* **The task**: Duplicate the lines from the one containing "- x-tick-label: Mar 07 08:00: [860, 567, 927, 578]" to the one containing "- legend-swatch: [57, 540, 67, 550]", including both of those lines.

* **Dataset rows**:
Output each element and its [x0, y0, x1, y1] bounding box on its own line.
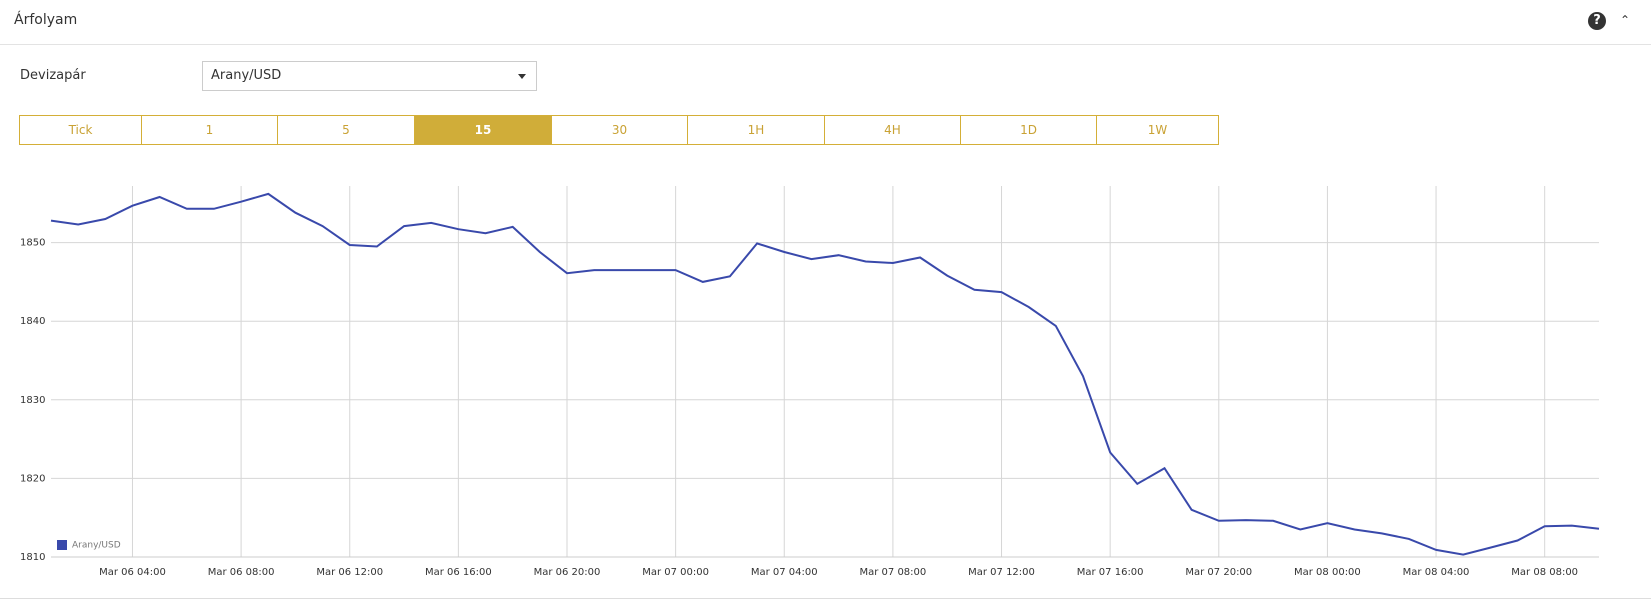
- x-tick-label: Mar 07 08:00: [860, 567, 927, 578]
- select-caret: [518, 74, 526, 79]
- timeframe-button[interactable]: 1: [141, 115, 278, 145]
- field-label: Devizapár: [20, 68, 86, 83]
- x-tick-label: Mar 07 16:00: [1077, 567, 1144, 578]
- timeframe-buttons: Tick 1 5 15 30 1H 4H 1D 1W: [19, 115, 1219, 145]
- timeframe-button[interactable]: Tick: [19, 115, 142, 145]
- y-tick-label: 1820: [20, 473, 45, 484]
- timeframe-button[interactable]: 5: [277, 115, 415, 145]
- x-tick-label: Mar 07 00:00: [642, 567, 709, 578]
- legend-label: Arany/USD: [72, 541, 121, 551]
- timeframe-button[interactable]: 1W: [1096, 115, 1219, 145]
- x-tick-label: Mar 06 08:00: [208, 567, 275, 578]
- y-tick-label: 1840: [20, 316, 45, 327]
- y-tick-label: 1850: [20, 238, 45, 249]
- x-tick-label: Mar 07 12:00: [968, 567, 1035, 578]
- x-tick-label: Mar 06 12:00: [316, 567, 383, 578]
- timeframe-button[interactable]: 30: [551, 115, 688, 145]
- panel-title: Árfolyam: [14, 12, 78, 28]
- legend-swatch: [57, 540, 67, 550]
- timeframe-button[interactable]: 15: [414, 115, 552, 145]
- pair-select[interactable]: Arany/USD: [202, 61, 537, 91]
- y-tick-label: 1830: [20, 395, 45, 406]
- x-tick-label: Mar 06 16:00: [425, 567, 492, 578]
- collapse-icon[interactable]: ⌃: [1620, 13, 1631, 27]
- x-tick-label: Mar 06 20:00: [534, 567, 601, 578]
- header-divider: [0, 44, 1651, 45]
- x-tick-label: Mar 07 20:00: [1185, 567, 1252, 578]
- price-line: [50, 192, 1600, 556]
- x-tick-label: Mar 08 04:00: [1403, 567, 1470, 578]
- timeframe-button[interactable]: 4H: [824, 115, 961, 145]
- timeframe-button[interactable]: 1H: [687, 115, 825, 145]
- x-tick-label: Mar 07 04:00: [751, 567, 818, 578]
- x-tick-label: Mar 06 04:00: [99, 567, 166, 578]
- y-tick-label: 1810: [20, 552, 45, 563]
- x-tick-label: Mar 08 00:00: [1294, 567, 1361, 578]
- help-icon[interactable]: ?: [1588, 12, 1606, 30]
- select-value: Arany/USD: [211, 68, 282, 83]
- x-tick-label: Mar 08 08:00: [1511, 567, 1578, 578]
- timeframe-button[interactable]: 1D: [960, 115, 1097, 145]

* **Correct result**:
- x-tick-label: Mar 07 08:00: [860, 567, 927, 578]
- select-caret: [518, 74, 526, 79]
- timeframe-button[interactable]: 1: [141, 115, 278, 145]
- field-label: Devizapár: [20, 68, 86, 83]
- x-tick-label: Mar 07 16:00: [1077, 567, 1144, 578]
- timeframe-buttons: Tick 1 5 15 30 1H 4H 1D 1W: [19, 115, 1219, 145]
- timeframe-button[interactable]: Tick: [19, 115, 142, 145]
- y-tick-label: 1820: [20, 473, 45, 484]
- timeframe-button[interactable]: 5: [277, 115, 415, 145]
- x-tick-label: Mar 07 00:00: [642, 567, 709, 578]
- legend-label: Arany/USD: [72, 541, 121, 551]
- timeframe-button[interactable]: 1W: [1096, 115, 1219, 145]
- x-tick-label: Mar 06 08:00: [208, 567, 275, 578]
- y-tick-label: 1840: [20, 316, 45, 327]
- y-tick-label: 1850: [20, 238, 45, 249]
- x-tick-label: Mar 07 12:00: [968, 567, 1035, 578]
- x-tick-label: Mar 06 12:00: [316, 567, 383, 578]
- timeframe-button[interactable]: 30: [551, 115, 688, 145]
- panel-title: Árfolyam: [14, 12, 78, 28]
- legend-swatch: [57, 540, 67, 550]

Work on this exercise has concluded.